**Description of the task:**
Records follow. Pull out every line that contains "ぬいぐるみ収納ハンモック".

**Input rows:**
+---+

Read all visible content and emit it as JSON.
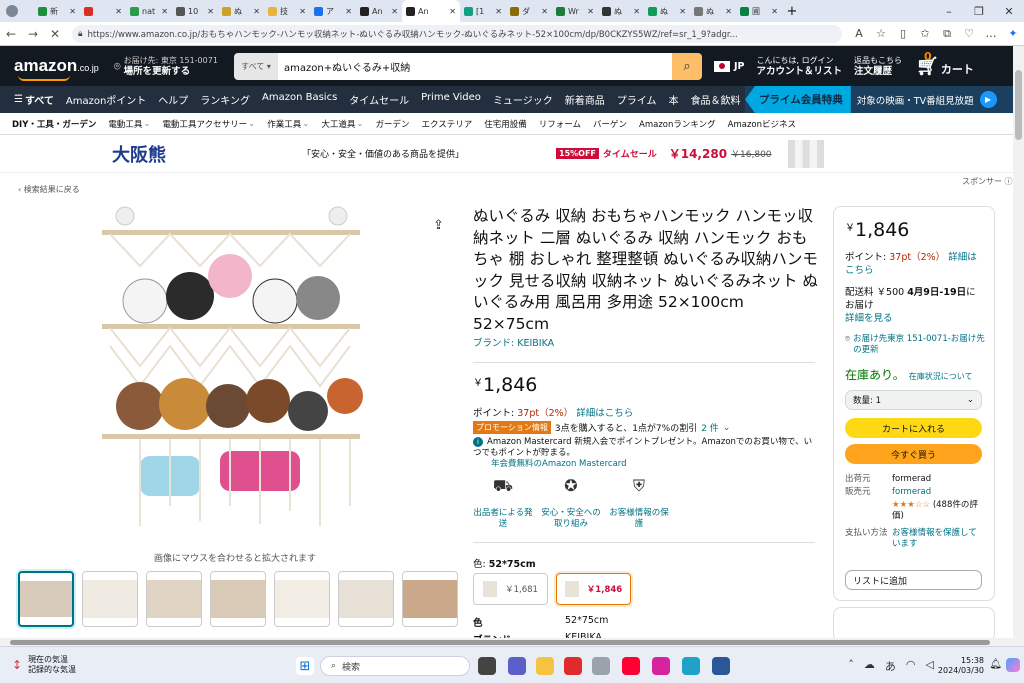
{
  "browser": {
    "tabs": [
      "新",
      "",
      "nat",
      "10",
      "ぬ",
      "技",
      "ア",
      "An",
      "An",
      "[1",
      "ダ",
      "Wr",
      "ぬ",
      "ぬ",
      "ぬ",
      "圃"
    ],
    "active_tab_index": 8,
    "url": "https://www.amazon.co.jp/おもちゃハンモック-ハンモッ収納ネット-ぬいぐるみ収納ハンモック-ぬいぐるみネット-52×100cm/dp/B0CKZYS5WZ/ref=sr_1_9?adgr..."
  },
  "header": {
    "logo": "amazon",
    "logo_suffix": ".co.jp",
    "deliver_line1": "お届け先: 東京 151-0071",
    "deliver_line2": "場所を更新する",
    "search_category": "すべて",
    "search_query": "amazon+ぬいぐるみ+収納",
    "lang": "JP",
    "account_line1": "こんにちは, ログイン",
    "account_line2": "アカウント＆リスト",
    "orders_line1": "返品もこちら",
    "orders_line2": "注文履歴",
    "cart_count": "0",
    "cart_label": "カート"
  },
  "subnav": {
    "items": [
      "すべて",
      "Amazonポイント",
      "ヘルプ",
      "ランキング",
      "Amazon Basics",
      "タイムセール",
      "Prime Video",
      "ミュージック",
      "新着商品",
      "プライム",
      "本",
      "食品＆飲料"
    ],
    "prime_banner": "プライム会員特典",
    "prime_text": "対象の映画・TV番組見放題"
  },
  "category_bar": [
    "DIY・工具・ガーデン",
    "電動工具",
    "電動工具アクセサリー",
    "作業工具",
    "大工道具",
    "ガーデン",
    "エクステリア",
    "住宅用設備",
    "リフォーム",
    "バーゲン",
    "Amazonランキング",
    "Amazonビジネス"
  ],
  "ad": {
    "brand": "大阪熊",
    "text": "「安心・安全・価値のある商品を提供」",
    "badge": "15%OFF",
    "sale": "タイムセール",
    "price": "￥14,280",
    "old_price": "￥16,800",
    "sponsor": "スポンサー"
  },
  "back_link": "‹ 検索結果に戻る",
  "gallery": {
    "zoom_hint": "画像にマウスを合わせると拡大されます",
    "thumbnails": 7
  },
  "product": {
    "title": "ぬいぐるみ 収納 おもちゃハンモック ハンモッ収納ネット 二層 ぬいぐるみ 収納 ハンモック おもちゃ 棚 おしゃれ 整理整頓 ぬいぐるみ収納ハンモック 見せる収納 収納ネット ぬいぐるみネット ぬいぐるみ用 風呂用 多用途 52×100cm 52×75cm",
    "brand": "ブランド: KEIBIKA",
    "currency": "￥",
    "price": "1,846",
    "points_label": "ポイント:",
    "points_value": "37pt（2%）",
    "points_link": "詳細はこちら",
    "promo_tag": "プロモーション情報",
    "promo_text": "3点を購入すると、1点が7%の割引",
    "promo_count": "2 件",
    "mc_text": "Amazon Mastercard 新規入会でポイントプレゼント。Amazonでのお買い物で、いつでもポイントが貯まる。",
    "mc_link": "年会費無料のAmazon Mastercard",
    "features": [
      "出品者による発送",
      "安心・安全への取り組み",
      "お客様情報の保護"
    ],
    "color_label": "色:",
    "color_value": "52*75cm",
    "variants": [
      {
        "price": "￥1,681",
        "selected": false
      },
      {
        "price": "￥1,846",
        "selected": true
      }
    ],
    "specs": [
      {
        "key": "色",
        "value": "52*75cm"
      },
      {
        "key": "ブランド",
        "value": "KEIBIKA"
      }
    ]
  },
  "buybox": {
    "currency": "￥",
    "price": "1,846",
    "points_label": "ポイント:",
    "points_value": "37pt（2%）",
    "points_link": "詳細はこちら",
    "ship_label": "配送料 ￥500",
    "ship_date": "4月9日-19日",
    "ship_tail": "にお届け",
    "ship_link": "詳細を見る",
    "address": "お届け先東京 151-0071-お届け先の更新",
    "stock": "在庫あり。",
    "stock_link": "在庫状況について",
    "qty": "数量: 1",
    "add_cart": "カートに入れる",
    "buy_now": "今すぐ買う",
    "shipper_label": "出荷元",
    "shipper": "formerad",
    "seller_label": "販売元",
    "seller": "formerad",
    "rating_stars": "★★★☆☆",
    "rating_count": "(488件の評価)",
    "payment_label": "支払い方法",
    "payment_link": "お客様情報を保護しています",
    "wishlist": "リストに追加"
  },
  "taskbar": {
    "weather_line1": "現在の気温",
    "weather_line2": "記録的な気温",
    "search_placeholder": "検索",
    "ime": "あ",
    "time": "15:38",
    "date": "2024/03/30"
  },
  "colors": {
    "amazon_dark": "#131921",
    "amazon_nav": "#232f3e",
    "accent_orange": "#ff9900",
    "link_teal": "#007185",
    "cart_yellow": "#ffd814",
    "buy_orange": "#ffa41c"
  }
}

+---+

**Expected answer:**
    "url": "https://www.amazon.co.jp/おもちゃハンモック-ハンモッ収納ネット-ぬいぐるみ収納ハンモック-ぬいぐるみネット-52×100cm/dp/B0CKZYS5WZ/ref=sr_1_9?adgr..."
    "title": "ぬいぐるみ 収納 おもちゃハンモック ハンモッ収納ネット 二層 ぬいぐるみ 収納 ハンモック おもちゃ 棚 おしゃれ 整理整頓 ぬいぐるみ収納ハンモック 見せる収納 収納ネット ぬいぐるみネット ぬいぐるみ用 風呂用 多用途 52×100cm 52×75cm",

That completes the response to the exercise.